SUPPLIED DATA
——

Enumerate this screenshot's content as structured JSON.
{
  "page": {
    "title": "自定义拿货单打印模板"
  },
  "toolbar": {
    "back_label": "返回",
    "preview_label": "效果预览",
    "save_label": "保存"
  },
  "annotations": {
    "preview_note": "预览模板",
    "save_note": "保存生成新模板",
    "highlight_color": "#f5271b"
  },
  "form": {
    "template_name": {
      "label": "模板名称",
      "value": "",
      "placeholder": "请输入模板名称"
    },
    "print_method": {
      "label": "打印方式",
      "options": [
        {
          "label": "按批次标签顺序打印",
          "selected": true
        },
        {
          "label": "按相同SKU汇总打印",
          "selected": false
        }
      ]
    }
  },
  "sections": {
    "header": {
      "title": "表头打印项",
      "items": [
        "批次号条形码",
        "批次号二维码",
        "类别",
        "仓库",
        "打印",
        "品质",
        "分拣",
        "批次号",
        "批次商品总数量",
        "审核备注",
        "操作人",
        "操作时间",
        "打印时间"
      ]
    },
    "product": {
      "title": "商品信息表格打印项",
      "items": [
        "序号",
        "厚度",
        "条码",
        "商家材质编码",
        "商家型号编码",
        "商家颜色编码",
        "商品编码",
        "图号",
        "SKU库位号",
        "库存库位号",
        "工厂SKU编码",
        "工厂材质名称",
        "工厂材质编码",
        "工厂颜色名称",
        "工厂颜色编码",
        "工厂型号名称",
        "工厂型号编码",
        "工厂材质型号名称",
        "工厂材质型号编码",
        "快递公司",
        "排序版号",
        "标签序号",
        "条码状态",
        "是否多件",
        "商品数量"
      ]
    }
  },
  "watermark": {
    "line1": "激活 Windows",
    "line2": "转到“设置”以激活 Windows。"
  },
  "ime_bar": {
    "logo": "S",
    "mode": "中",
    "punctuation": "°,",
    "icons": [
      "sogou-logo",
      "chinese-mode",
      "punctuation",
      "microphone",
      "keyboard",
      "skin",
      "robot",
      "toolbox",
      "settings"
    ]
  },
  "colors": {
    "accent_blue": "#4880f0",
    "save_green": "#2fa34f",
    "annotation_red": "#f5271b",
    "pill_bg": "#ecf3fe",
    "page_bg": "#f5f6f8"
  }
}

——

PROMPT
Copy the data above in full, character for character.

RIGHT ANSWER
Enumerate this screenshot's content as structured JSON.
{
  "page": {
    "title": "自定义拿货单打印模板"
  },
  "toolbar": {
    "back_label": "返回",
    "preview_label": "效果预览",
    "save_label": "保存"
  },
  "annotations": {
    "preview_note": "预览模板",
    "save_note": "保存生成新模板",
    "highlight_color": "#f5271b"
  },
  "form": {
    "template_name": {
      "label": "模板名称",
      "value": "",
      "placeholder": "请输入模板名称"
    },
    "print_method": {
      "label": "打印方式",
      "options": [
        {
          "label": "按批次标签顺序打印",
          "selected": true
        },
        {
          "label": "按相同SKU汇总打印",
          "selected": false
        }
      ]
    }
  },
  "sections": {
    "header": {
      "title": "表头打印项",
      "items": [
        "批次号条形码",
        "批次号二维码",
        "类别",
        "仓库",
        "打印",
        "品质",
        "分拣",
        "批次号",
        "批次商品总数量",
        "审核备注",
        "操作人",
        "操作时间",
        "打印时间"
      ]
    },
    "product": {
      "title": "商品信息表格打印项",
      "items": [
        "序号",
        "厚度",
        "条码",
        "商家材质编码",
        "商家型号编码",
        "商家颜色编码",
        "商品编码",
        "图号",
        "SKU库位号",
        "库存库位号",
        "工厂SKU编码",
        "工厂材质名称",
        "工厂材质编码",
        "工厂颜色名称",
        "工厂颜色编码",
        "工厂型号名称",
        "工厂型号编码",
        "工厂材质型号名称",
        "工厂材质型号编码",
        "快递公司",
        "排序版号",
        "标签序号",
        "条码状态",
        "是否多件",
        "商品数量"
      ]
    }
  },
  "watermark": {
    "line1": "激活 Windows",
    "line2": "转到“设置”以激活 Windows。"
  },
  "ime_bar": {
    "logo": "S",
    "mode": "中",
    "punctuation": "°,",
    "icons": [
      "sogou-logo",
      "chinese-mode",
      "punctuation",
      "microphone",
      "keyboard",
      "skin",
      "robot",
      "toolbox",
      "settings"
    ]
  },
  "colors": {
    "accent_blue": "#4880f0",
    "save_green": "#2fa34f",
    "annotation_red": "#f5271b",
    "pill_bg": "#ecf3fe",
    "page_bg": "#f5f6f8"
  }
}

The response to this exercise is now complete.